* **Information shown**
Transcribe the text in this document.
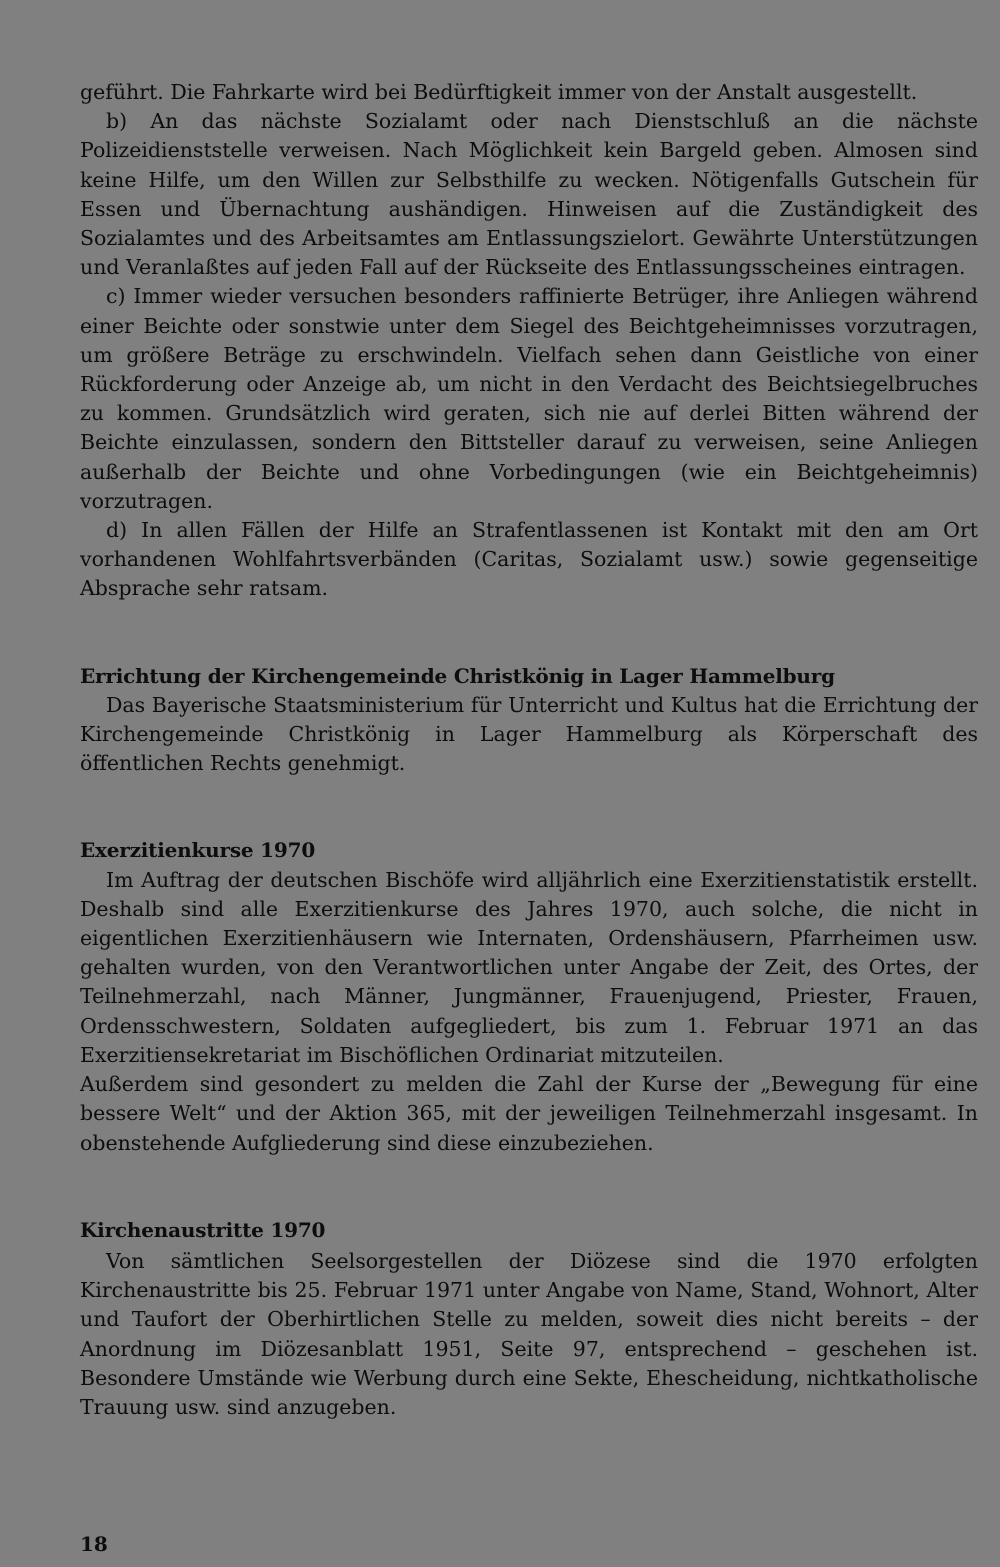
geführt. Die Fahrkarte wird bei Bedürftigkeit immer von der Anstalt ausgestellt.

b) An das nächste Sozialamt oder nach Dienstschluß an die nächste Polizeidienststelle verweisen. Nach Möglichkeit kein Bargeld geben. Almosen sind keine Hilfe, um den Willen zur Selbsthilfe zu wecken. Nötigenfalls Gutschein für Essen und Übernachtung aushändigen. Hinweisen auf die Zuständigkeit des Sozialamtes und des Arbeitsamtes am Entlassungszielort. Gewährte Unterstützungen und Veranlaßtes auf jeden Fall auf der Rückseite des Entlassungsscheines eintragen.

c) Immer wieder versuchen besonders raffinierte Betrüger, ihre Anliegen während einer Beichte oder sonstwie unter dem Siegel des Beichtgeheimnisses vorzutragen, um größere Beträge zu erschwindeln. Vielfach sehen dann Geistliche von einer Rückforderung oder Anzeige ab, um nicht in den Verdacht des Beichtsiegelbruches zu kommen. Grundsätzlich wird geraten, sich nie auf derlei Bitten während der Beichte einzulassen, sondern den Bittsteller darauf zu verweisen, seine Anliegen außerhalb der Beichte und ohne Vorbedingungen (wie ein Beichtgeheimnis) vorzutragen.

d) In allen Fällen der Hilfe an Strafentlassenen ist Kontakt mit den am Ort vorhandenen Wohlfahrtsverbänden (Caritas, Sozialamt usw.) sowie gegenseitige Absprache sehr ratsam.

Errichtung der Kirchengemeinde Christkönig in Lager Hammelburg

Das Bayerische Staatsministerium für Unterricht und Kultus hat die Errichtung der Kirchengemeinde Christkönig in Lager Hammelburg als Körperschaft des öffentlichen Rechts genehmigt.

Exerzitienkurse 1970

Im Auftrag der deutschen Bischöfe wird alljährlich eine Exerzitienstatistik erstellt. Deshalb sind alle Exerzitienkurse des Jahres 1970, auch solche, die nicht in eigentlichen Exerzitienhäusern wie Internaten, Ordenshäusern, Pfarrheimen usw. gehalten wurden, von den Verantwortlichen unter Angabe der Zeit, des Ortes, der Teilnehmerzahl, nach Männer, Jungmänner, Frauenjugend, Priester, Frauen, Ordensschwestern, Soldaten aufgegliedert, bis zum 1. Februar 1971 an das Exerzitiensekretariat im Bischöflichen Ordinariat mitzuteilen.

Außerdem sind gesondert zu melden die Zahl der Kurse der „Bewegung für eine bessere Welt“ und der Aktion 365, mit der jeweiligen Teilnehmerzahl insgesamt. In obenstehende Aufgliederung sind diese einzubeziehen.

Kirchenaustritte 1970

Von sämtlichen Seelsorgestellen der Diözese sind die 1970 erfolgten Kirchenaustritte bis 25. Februar 1971 unter Angabe von Name, Stand, Wohnort, Alter und Taufort der Oberhirtlichen Stelle zu melden, soweit dies nicht bereits – der Anordnung im Diözesanblatt 1951, Seite 97, entsprechend – geschehen ist. Besondere Umstände wie Werbung durch eine Sekte, Ehescheidung, nichtkatholische Trauung usw. sind anzugeben.

18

* **Directions for this task**
Write out all the entries exactly, except for the pictures.

* **Expected answer**
Transcribe the text in this document.
geführt. Die Fahrkarte wird bei Bedürftigkeit immer von der Anstalt ausgestellt.

b) An das nächste Sozialamt oder nach Dienstschluß an die nächste Polizeidienststelle verweisen. Nach Möglichkeit kein Bargeld geben. Almosen sind keine Hilfe, um den Willen zur Selbsthilfe zu wecken. Nötigenfalls Gutschein für Essen und Übernachtung aushändigen. Hinweisen auf die Zuständigkeit des Sozialamtes und des Arbeitsamtes am Entlassungszielort. Gewährte Unterstützungen und Veranlaßtes auf jeden Fall auf der Rückseite des Entlassungsscheines eintragen.

c) Immer wieder versuchen besonders raffinierte Betrüger, ihre Anliegen während einer Beichte oder sonstwie unter dem Siegel des Beichtgeheimnisses vorzutragen, um größere Beträge zu erschwindeln. Vielfach sehen dann Geistliche von einer Rückforderung oder Anzeige ab, um nicht in den Verdacht des Beichtsiegelbruches zu kommen. Grundsätzlich wird geraten, sich nie auf derlei Bitten während der Beichte einzulassen, sondern den Bittsteller darauf zu verweisen, seine Anliegen außerhalb der Beichte und ohne Vorbedingungen (wie ein Beichtgeheimnis) vorzutragen.

d) In allen Fällen der Hilfe an Strafentlassenen ist Kontakt mit den am Ort vorhandenen Wohlfahrtsverbänden (Caritas, Sozialamt usw.) sowie gegenseitige Absprache sehr ratsam.

Errichtung der Kirchengemeinde Christkönig in Lager Hammelburg

Das Bayerische Staatsministerium für Unterricht und Kultus hat die Errichtung der Kirchengemeinde Christkönig in Lager Hammelburg als Körperschaft des öffentlichen Rechts genehmigt.

Exerzitienkurse 1970

Im Auftrag der deutschen Bischöfe wird alljährlich eine Exerzitienstatistik erstellt. Deshalb sind alle Exerzitienkurse des Jahres 1970, auch solche, die nicht in eigentlichen Exerzitienhäusern wie Internaten, Ordenshäusern, Pfarrheimen usw. gehalten wurden, von den Verantwortlichen unter Angabe der Zeit, des Ortes, der Teilnehmerzahl, nach Männer, Jungmänner, Frauenjugend, Priester, Frauen, Ordensschwestern, Soldaten aufgegliedert, bis zum 1. Februar 1971 an das Exerzitiensekretariat im Bischöflichen Ordinariat mitzuteilen.

Außerdem sind gesondert zu melden die Zahl der Kurse der „Bewegung für eine bessere Welt“ und der Aktion 365, mit der jeweiligen Teilnehmerzahl insgesamt. In obenstehende Aufgliederung sind diese einzubeziehen.

Kirchenaustritte 1970

Von sämtlichen Seelsorgestellen der Diözese sind die 1970 erfolgten Kirchenaustritte bis 25. Februar 1971 unter Angabe von Name, Stand, Wohnort, Alter und Taufort der Oberhirtlichen Stelle zu melden, soweit dies nicht bereits – der Anordnung im Diözesanblatt 1951, Seite 97, entsprechend – geschehen ist. Besondere Umstände wie Werbung durch eine Sekte, Ehescheidung, nichtkatholische Trauung usw. sind anzugeben.

18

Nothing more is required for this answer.